— begin —

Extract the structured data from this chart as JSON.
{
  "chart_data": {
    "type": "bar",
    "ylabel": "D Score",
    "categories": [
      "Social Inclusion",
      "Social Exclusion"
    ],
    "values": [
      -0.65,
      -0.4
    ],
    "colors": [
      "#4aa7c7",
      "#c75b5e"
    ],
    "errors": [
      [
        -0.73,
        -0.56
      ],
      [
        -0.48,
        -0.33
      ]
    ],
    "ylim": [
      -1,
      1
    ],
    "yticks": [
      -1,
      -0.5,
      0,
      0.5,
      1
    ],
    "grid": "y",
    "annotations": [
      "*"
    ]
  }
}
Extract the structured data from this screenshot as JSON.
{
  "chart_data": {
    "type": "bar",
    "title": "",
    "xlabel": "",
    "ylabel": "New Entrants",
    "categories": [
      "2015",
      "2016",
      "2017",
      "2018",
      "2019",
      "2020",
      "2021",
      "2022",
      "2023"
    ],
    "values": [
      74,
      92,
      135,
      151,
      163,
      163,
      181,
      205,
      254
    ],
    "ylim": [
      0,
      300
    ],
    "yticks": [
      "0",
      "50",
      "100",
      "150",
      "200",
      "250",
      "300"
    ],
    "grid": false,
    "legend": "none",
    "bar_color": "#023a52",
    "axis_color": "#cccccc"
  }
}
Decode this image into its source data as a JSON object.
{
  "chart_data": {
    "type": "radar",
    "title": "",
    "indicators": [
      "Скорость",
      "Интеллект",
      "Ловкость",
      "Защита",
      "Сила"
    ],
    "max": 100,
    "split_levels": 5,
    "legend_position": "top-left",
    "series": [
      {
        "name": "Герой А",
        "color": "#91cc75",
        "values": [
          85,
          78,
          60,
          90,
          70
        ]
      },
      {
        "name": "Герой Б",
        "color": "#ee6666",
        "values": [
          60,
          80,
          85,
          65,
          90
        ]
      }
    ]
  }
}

— end —

Task to complete: Copy out each record exactly as given, omitting none.

Result:
Extract the structured data from this chart as JSON.
{
  "chart_data": {
    "type": "bar",
    "ylabel": "D Score",
    "categories": [
      "Social Inclusion",
      "Social Exclusion"
    ],
    "values": [
      -0.65,
      -0.4
    ],
    "colors": [
      "#4aa7c7",
      "#c75b5e"
    ],
    "errors": [
      [
        -0.73,
        -0.56
      ],
      [
        -0.48,
        -0.33
      ]
    ],
    "ylim": [
      -1,
      1
    ],
    "yticks": [
      -1,
      -0.5,
      0,
      0.5,
      1
    ],
    "grid": "y",
    "annotations": [
      "*"
    ]
  }
}
Extract the structured data from this screenshot as JSON.
{
  "chart_data": {
    "type": "bar",
    "title": "",
    "xlabel": "",
    "ylabel": "New Entrants",
    "categories": [
      "2015",
      "2016",
      "2017",
      "2018",
      "2019",
      "2020",
      "2021",
      "2022",
      "2023"
    ],
    "values": [
      74,
      92,
      135,
      151,
      163,
      163,
      181,
      205,
      254
    ],
    "ylim": [
      0,
      300
    ],
    "yticks": [
      "0",
      "50",
      "100",
      "150",
      "200",
      "250",
      "300"
    ],
    "grid": false,
    "legend": "none",
    "bar_color": "#023a52",
    "axis_color": "#cccccc"
  }
}
Decode this image into its source data as a JSON object.
{
  "chart_data": {
    "type": "radar",
    "title": "",
    "indicators": [
      "Скорость",
      "Интеллект",
      "Ловкость",
      "Защита",
      "Сила"
    ],
    "max": 100,
    "split_levels": 5,
    "legend_position": "top-left",
    "series": [
      {
        "name": "Герой А",
        "color": "#91cc75",
        "values": [
          85,
          78,
          60,
          90,
          70
        ]
      },
      {
        "name": "Герой Б",
        "color": "#ee6666",
        "values": [
          60,
          80,
          85,
          65,
          90
        ]
      }
    ]
  }
}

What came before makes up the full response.